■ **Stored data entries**
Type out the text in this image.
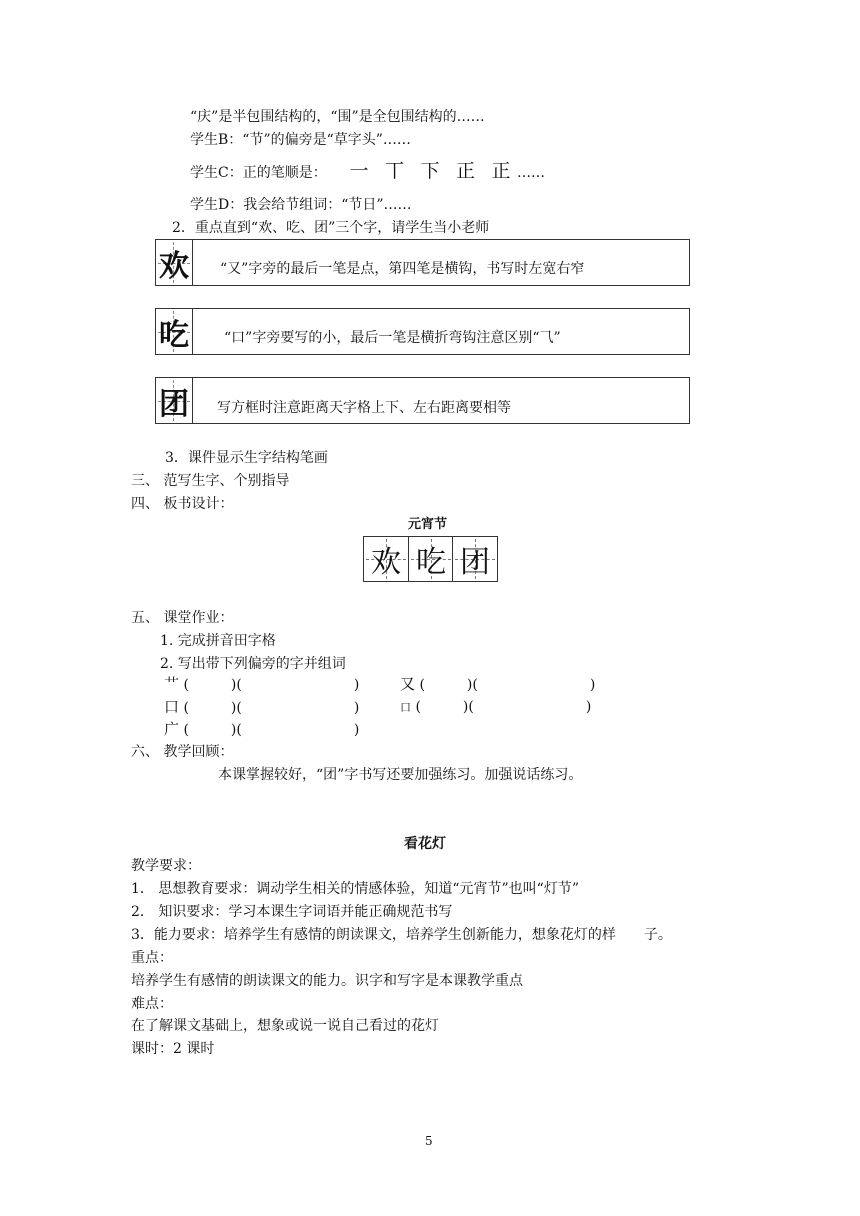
“庆”是半包围结构的，“围”是全包围结构的……
学生B：“节”的偏旁是“草字头”……
学生C：正的笔顺是： 一 丅 下 正 正 ……
学生D：我会给节组词：“节日”……
2．重点直到“欢、吃、团”三个字，请学生当小老师
欢 “又”字旁的最后一笔是点，第四笔是横钩，书写时左宽右窄
吃	“口”字旁要写的小，最后一笔是横折弯钩注意区别“⺄”
团 写方框时注意距离天字格上下、左右距离要相等
3．课件显示生字结构笔画
三、 范写生字、个别指导
四、 板书设计：
元宵节
欢 吃 团
五、 课堂作业：
1. 完成拼音田字格
2. 写出带下列偏旁的字并组词
艹 (　　　)(　　　　　　　　)	又 (　　　)(　　　　　　　　)
口 (　　　)(　　　　　　　　)	口 (　　　)(　　　　　　　　)
广 (　　　)(　　　　　　　　)
六、 教学回顾：
本课掌握较好，“团”字书写还要加强练习。加强说话练习。
看花灯
教学要求：
1． 思想教育要求：调动学生相关的情感体验，知道“元宵节”也叫“灯节”
2． 知识要求：学习本课生字词语并能正确规范书写
3．能力要求：培养学生有感情的朗读课文，培养学生创新能力，想象花灯的样　　子。
重点：
培养学生有感情的朗读课文的能力。识字和写字是本课教学重点
难点：
在了解课文基础上，想象或说一说自己看过的花灯
课时：2 课时
5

■ **Task**
Each line of the data is to be duplicated exactly; pictures stay out of the copy.

■ **Response to this task**
Type out the text in this image.
“庆”是半包围结构的，“围”是全包围结构的……
学生B：“节”的偏旁是“草字头”……
学生C：正的笔顺是： 一 丅 下 正 正 ……
学生D：我会给节组词：“节日”……
2．重点直到“欢、吃、团”三个字，请学生当小老师
欢 “又”字旁的最后一笔是点，第四笔是横钩，书写时左宽右窄
吃	“口”字旁要写的小，最后一笔是横折弯钩注意区别“⺄”
团 写方框时注意距离天字格上下、左右距离要相等
3．课件显示生字结构笔画
三、 范写生字、个别指导
四、 板书设计：
元宵节
欢 吃 团
五、 课堂作业：
1. 完成拼音田字格
2. 写出带下列偏旁的字并组词
艹 (　　　)(　　　　　　　　)	又 (　　　)(　　　　　　　　)
口 (　　　)(　　　　　　　　)	口 (　　　)(　　　　　　　　)
广 (　　　)(　　　　　　　　)
六、 教学回顾：
本课掌握较好，“团”字书写还要加强练习。加强说话练习。
看花灯
教学要求：
1． 思想教育要求：调动学生相关的情感体验，知道“元宵节”也叫“灯节”
2． 知识要求：学习本课生字词语并能正确规范书写
3．能力要求：培养学生有感情的朗读课文，培养学生创新能力，想象花灯的样　　子。
重点：
培养学生有感情的朗读课文的能力。识字和写字是本课教学重点
难点：
在了解课文基础上，想象或说一说自己看过的花灯
课时：2 课时
5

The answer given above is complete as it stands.